## GIVEN TASK
Below are records to be output exactly, every one of them.
════
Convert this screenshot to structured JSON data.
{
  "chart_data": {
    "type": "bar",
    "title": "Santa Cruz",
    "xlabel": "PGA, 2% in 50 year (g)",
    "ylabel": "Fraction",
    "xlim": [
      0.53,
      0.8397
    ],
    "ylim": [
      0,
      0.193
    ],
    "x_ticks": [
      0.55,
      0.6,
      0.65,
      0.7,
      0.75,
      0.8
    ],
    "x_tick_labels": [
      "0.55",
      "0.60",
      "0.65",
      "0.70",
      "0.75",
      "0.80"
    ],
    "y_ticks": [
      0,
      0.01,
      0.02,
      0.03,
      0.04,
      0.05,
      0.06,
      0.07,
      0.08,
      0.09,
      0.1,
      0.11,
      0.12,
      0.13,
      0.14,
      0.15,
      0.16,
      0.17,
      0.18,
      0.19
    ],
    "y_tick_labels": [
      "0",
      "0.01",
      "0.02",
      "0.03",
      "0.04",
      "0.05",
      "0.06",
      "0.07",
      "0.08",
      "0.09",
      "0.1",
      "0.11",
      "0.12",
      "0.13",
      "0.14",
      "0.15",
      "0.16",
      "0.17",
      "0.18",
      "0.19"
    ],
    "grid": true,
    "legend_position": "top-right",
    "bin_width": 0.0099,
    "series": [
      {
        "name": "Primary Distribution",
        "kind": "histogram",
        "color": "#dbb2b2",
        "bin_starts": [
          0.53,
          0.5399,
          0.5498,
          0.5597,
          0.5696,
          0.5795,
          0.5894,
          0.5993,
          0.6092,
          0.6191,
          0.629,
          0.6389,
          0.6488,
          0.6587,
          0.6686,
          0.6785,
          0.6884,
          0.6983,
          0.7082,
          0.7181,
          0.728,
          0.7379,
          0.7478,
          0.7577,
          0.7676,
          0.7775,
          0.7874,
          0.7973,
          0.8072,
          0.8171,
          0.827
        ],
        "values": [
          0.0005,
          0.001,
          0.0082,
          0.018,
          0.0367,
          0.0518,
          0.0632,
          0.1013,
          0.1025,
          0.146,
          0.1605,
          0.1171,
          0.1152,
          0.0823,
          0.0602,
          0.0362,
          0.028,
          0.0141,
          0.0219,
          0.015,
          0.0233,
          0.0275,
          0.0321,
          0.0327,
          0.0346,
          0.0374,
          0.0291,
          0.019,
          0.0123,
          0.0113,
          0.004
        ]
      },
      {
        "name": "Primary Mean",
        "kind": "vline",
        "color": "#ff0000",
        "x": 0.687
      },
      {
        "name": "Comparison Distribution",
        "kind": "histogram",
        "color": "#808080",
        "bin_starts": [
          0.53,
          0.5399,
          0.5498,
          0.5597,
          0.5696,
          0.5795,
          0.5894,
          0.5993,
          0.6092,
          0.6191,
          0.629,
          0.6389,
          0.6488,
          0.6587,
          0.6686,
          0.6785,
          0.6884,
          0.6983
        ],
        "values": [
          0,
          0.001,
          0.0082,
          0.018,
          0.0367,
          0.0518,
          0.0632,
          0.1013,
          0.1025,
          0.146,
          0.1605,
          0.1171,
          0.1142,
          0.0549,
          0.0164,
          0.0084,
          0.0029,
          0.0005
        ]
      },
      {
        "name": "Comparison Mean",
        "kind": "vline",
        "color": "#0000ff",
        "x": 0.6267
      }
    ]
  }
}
════
## TASK RESPONSE
Convert this screenshot to structured JSON data.
{
  "chart_data": {
    "type": "bar",
    "title": "Santa Cruz",
    "xlabel": "PGA, 2% in 50 year (g)",
    "ylabel": "Fraction",
    "xlim": [
      0.53,
      0.8397
    ],
    "ylim": [
      0,
      0.193
    ],
    "x_ticks": [
      0.55,
      0.6,
      0.65,
      0.7,
      0.75,
      0.8
    ],
    "x_tick_labels": [
      "0.55",
      "0.60",
      "0.65",
      "0.70",
      "0.75",
      "0.80"
    ],
    "y_ticks": [
      0,
      0.01,
      0.02,
      0.03,
      0.04,
      0.05,
      0.06,
      0.07,
      0.08,
      0.09,
      0.1,
      0.11,
      0.12,
      0.13,
      0.14,
      0.15,
      0.16,
      0.17,
      0.18,
      0.19
    ],
    "y_tick_labels": [
      "0",
      "0.01",
      "0.02",
      "0.03",
      "0.04",
      "0.05",
      "0.06",
      "0.07",
      "0.08",
      "0.09",
      "0.1",
      "0.11",
      "0.12",
      "0.13",
      "0.14",
      "0.15",
      "0.16",
      "0.17",
      "0.18",
      "0.19"
    ],
    "grid": true,
    "legend_position": "top-right",
    "bin_width": 0.0099,
    "series": [
      {
        "name": "Primary Distribution",
        "kind": "histogram",
        "color": "#dbb2b2",
        "bin_starts": [
          0.53,
          0.5399,
          0.5498,
          0.5597,
          0.5696,
          0.5795,
          0.5894,
          0.5993,
          0.6092,
          0.6191,
          0.629,
          0.6389,
          0.6488,
          0.6587,
          0.6686,
          0.6785,
          0.6884,
          0.6983,
          0.7082,
          0.7181,
          0.728,
          0.7379,
          0.7478,
          0.7577,
          0.7676,
          0.7775,
          0.7874,
          0.7973,
          0.8072,
          0.8171,
          0.827
        ],
        "values": [
          0.0005,
          0.001,
          0.0082,
          0.018,
          0.0367,
          0.0518,
          0.0632,
          0.1013,
          0.1025,
          0.146,
          0.1605,
          0.1171,
          0.1152,
          0.0823,
          0.0602,
          0.0362,
          0.028,
          0.0141,
          0.0219,
          0.015,
          0.0233,
          0.0275,
          0.0321,
          0.0327,
          0.0346,
          0.0374,
          0.0291,
          0.019,
          0.0123,
          0.0113,
          0.004
        ]
      },
      {
        "name": "Primary Mean",
        "kind": "vline",
        "color": "#ff0000",
        "x": 0.687
      },
      {
        "name": "Comparison Distribution",
        "kind": "histogram",
        "color": "#808080",
        "bin_starts": [
          0.53,
          0.5399,
          0.5498,
          0.5597,
          0.5696,
          0.5795,
          0.5894,
          0.5993,
          0.6092,
          0.6191,
          0.629,
          0.6389,
          0.6488,
          0.6587,
          0.6686,
          0.6785,
          0.6884,
          0.6983
        ],
        "values": [
          0,
          0.001,
          0.0082,
          0.018,
          0.0367,
          0.0518,
          0.0632,
          0.1013,
          0.1025,
          0.146,
          0.1605,
          0.1171,
          0.1142,
          0.0549,
          0.0164,
          0.0084,
          0.0029,
          0.0005
        ]
      },
      {
        "name": "Comparison Mean",
        "kind": "vline",
        "color": "#0000ff",
        "x": 0.6267
      }
    ]
  }
}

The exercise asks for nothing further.